■ Short exercise
Leave the pictures out. Return all other data exactly.

· · · · ·

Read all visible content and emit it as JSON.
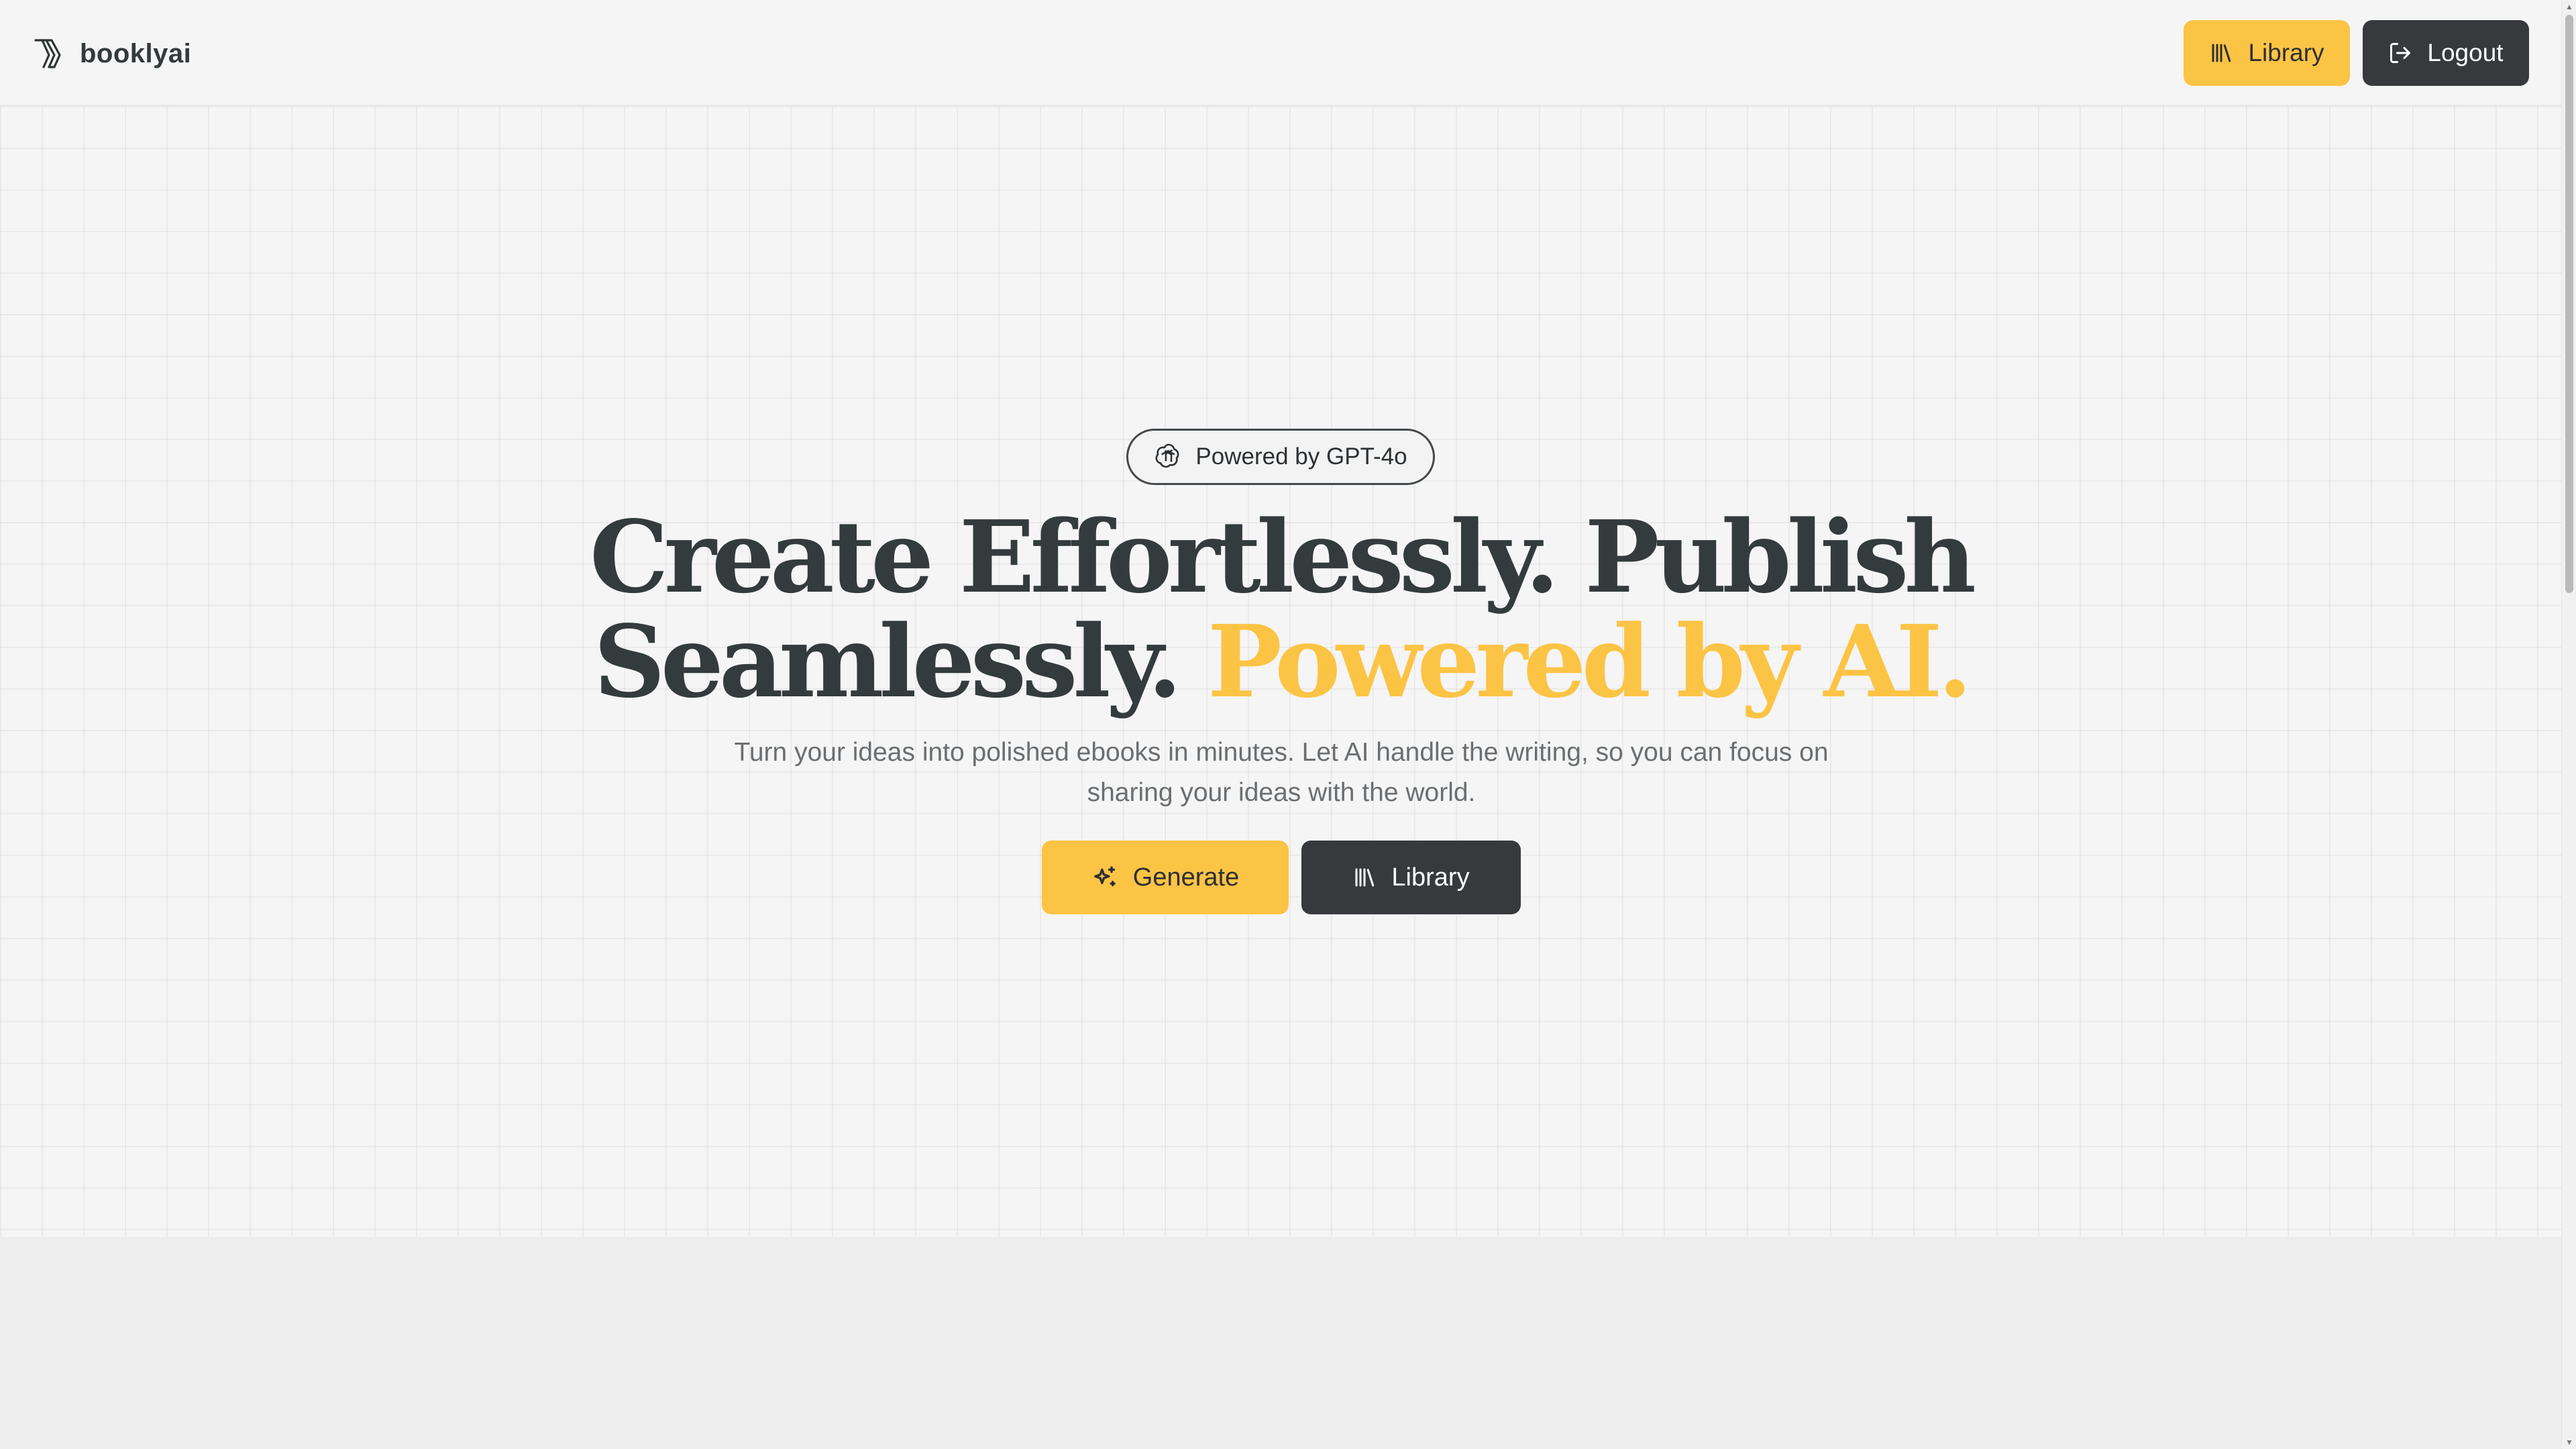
{
  "header": {
    "brand_name": "booklyai",
    "library_label": "Library",
    "logout_label": "Logout"
  },
  "hero": {
    "badge_label": "Powered by GPT-4o",
    "headline_line1": "Create Effortlessly. Publish",
    "headline_line2_dark": "Seamlessly.",
    "headline_line2_accent": "Powered by AI.",
    "subtitle_line1": "Turn your ideas into polished ebooks in minutes. Let AI handle the writing, so you can focus on",
    "subtitle_line2": "sharing your ideas with the world.",
    "generate_label": "Generate",
    "library_label": "Library"
  },
  "icons": {
    "brand": "booklyai-logo-icon",
    "library": "library-books-icon",
    "logout": "logout-icon",
    "openai": "openai-icon",
    "sparkles": "sparkles-icon"
  },
  "colors": {
    "accent": "#fcc445",
    "dark_button": "#37393d",
    "headline": "#343b3c",
    "background": "#f5f5f5"
  }
}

· · · · ·

■ Output of the exercise
Read all visible content and emit it as JSON.
{
  "header": {
    "brand_name": "booklyai",
    "library_label": "Library",
    "logout_label": "Logout"
  },
  "hero": {
    "badge_label": "Powered by GPT-4o",
    "headline_line1": "Create Effortlessly. Publish",
    "headline_line2_dark": "Seamlessly.",
    "headline_line2_accent": "Powered by AI.",
    "subtitle_line1": "Turn your ideas into polished ebooks in minutes. Let AI handle the writing, so you can focus on",
    "subtitle_line2": "sharing your ideas with the world.",
    "generate_label": "Generate",
    "library_label": "Library"
  },
  "icons": {
    "brand": "booklyai-logo-icon",
    "library": "library-books-icon",
    "logout": "logout-icon",
    "openai": "openai-icon",
    "sparkles": "sparkles-icon"
  },
  "colors": {
    "accent": "#fcc445",
    "dark_button": "#37393d",
    "headline": "#343b3c",
    "background": "#f5f5f5"
  }
}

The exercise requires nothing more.